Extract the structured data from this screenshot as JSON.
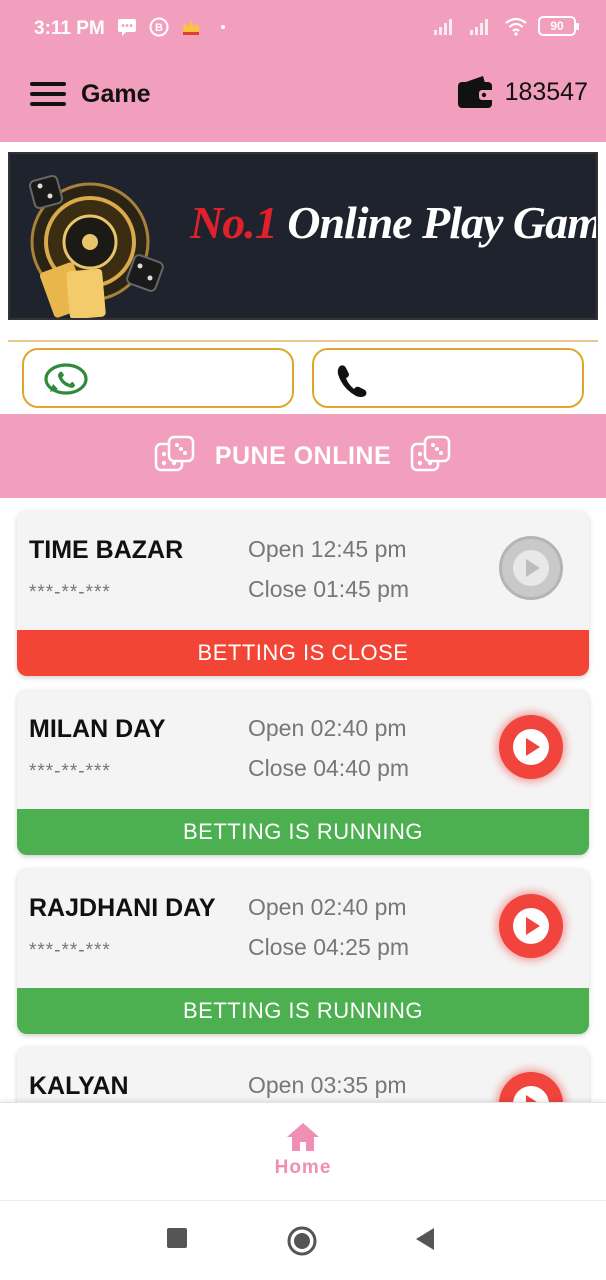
{
  "status_bar": {
    "time": "3:11 PM",
    "battery": "90",
    "icons": [
      "message-icon",
      "b-badge-icon",
      "crown-icon",
      "dot-icon",
      "signal-icon",
      "signal-icon",
      "wifi-icon",
      "battery-icon"
    ]
  },
  "app_bar": {
    "title": "Game",
    "wallet_balance": "183547"
  },
  "banner": {
    "text_red": "No.1",
    "text_white": " Online Play Games"
  },
  "contact": {
    "whatsapp_icon": "whatsapp-icon",
    "phone_icon": "phone-icon"
  },
  "section": {
    "title": "PUNE ONLINE"
  },
  "colors": {
    "accent": "#f29fbd",
    "closed": "#f24536",
    "running": "#4caf50",
    "play": "#f0443d"
  },
  "games": [
    {
      "name": "TIME BAZAR",
      "result": "***-**-***",
      "open": "Open 12:45 pm",
      "close": "Close 01:45 pm",
      "status": "BETTING IS CLOSE",
      "state": "closed"
    },
    {
      "name": "MILAN DAY",
      "result": "***-**-***",
      "open": "Open 02:40 pm",
      "close": "Close 04:40 pm",
      "status": "BETTING IS RUNNING",
      "state": "running"
    },
    {
      "name": "RAJDHANI DAY",
      "result": "***-**-***",
      "open": "Open 02:40 pm",
      "close": "Close 04:25 pm",
      "status": "BETTING IS RUNNING",
      "state": "running"
    },
    {
      "name": "KALYAN",
      "open": "Open 03:35 pm"
    }
  ],
  "bottom_nav": {
    "home_label": "Home"
  }
}
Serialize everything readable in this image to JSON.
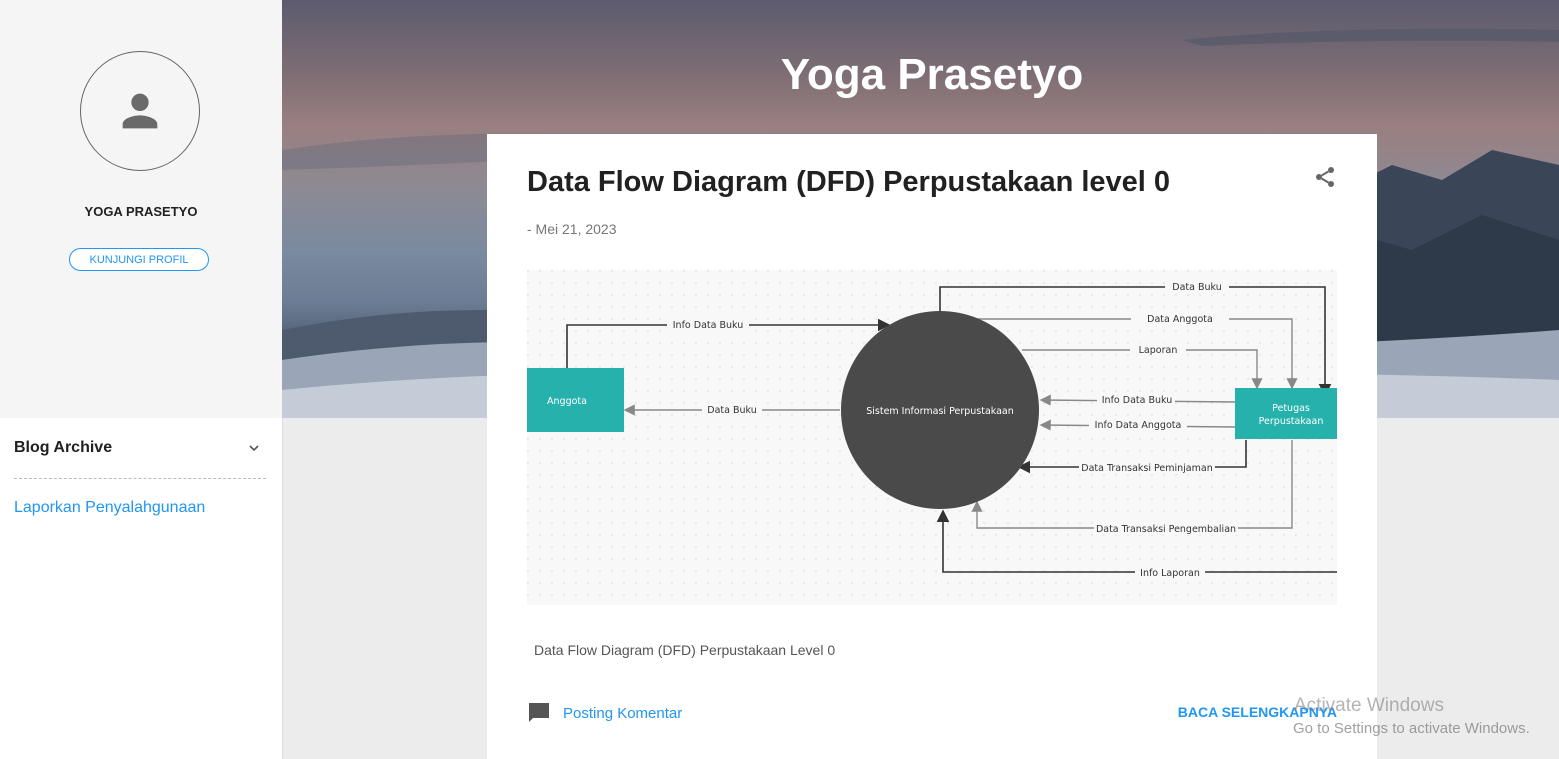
{
  "sidebar": {
    "profile_name": "YOGA PRASETYO",
    "visit_profile": "KUNJUNGI PROFIL",
    "archive_title": "Blog Archive",
    "report_link": "Laporkan Penyalahgunaan",
    "icons": {
      "avatar": "person-icon",
      "archive_toggle": "chevron-down-icon"
    }
  },
  "header": {
    "blog_title": "Yoga Prasetyo"
  },
  "post": {
    "title": "Data Flow Diagram (DFD) Perpustakaan level 0",
    "date": "- Mei 21, 2023",
    "caption": "Data Flow Diagram (DFD) Perpustakaan Level 0",
    "comment_label": "Posting Komentar",
    "read_more": "BACA SELENGKAPNYA",
    "icons": {
      "share": "share-icon",
      "comment": "comment-icon"
    }
  },
  "diagram": {
    "entity_left": "Anggota",
    "entity_right_line1": "Petugas",
    "entity_right_line2": "Perpustakaan",
    "process": "Sistem Informasi Perpustakaan",
    "flows": {
      "data_buku_top": "Data Buku",
      "data_anggota": "Data Anggota",
      "laporan": "Laporan",
      "info_data_buku_left": "Info Data Buku",
      "data_buku_left": "Data Buku",
      "info_data_buku_right": "Info Data Buku",
      "info_data_anggota": "Info Data Anggota",
      "data_transaksi_peminjaman": "Data Transaksi Peminjaman",
      "data_transaksi_pengembalian": "Data Transaksi Pengembalian",
      "info_laporan": "Info Laporan"
    },
    "colors": {
      "entity": "#26b1ad",
      "process": "#4a4a4a"
    }
  },
  "watermark": {
    "line1": "Activate Windows",
    "line2": "Go to Settings to activate Windows."
  }
}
________________
TASK BRIEF | From the entries above, copy every line where the word "Transaksi" shows up.

THE REPLY |
      "data_transaksi_peminjaman": "Data Transaksi Peminjaman",
      "data_transaksi_pengembalian": "Data Transaksi Pengembalian",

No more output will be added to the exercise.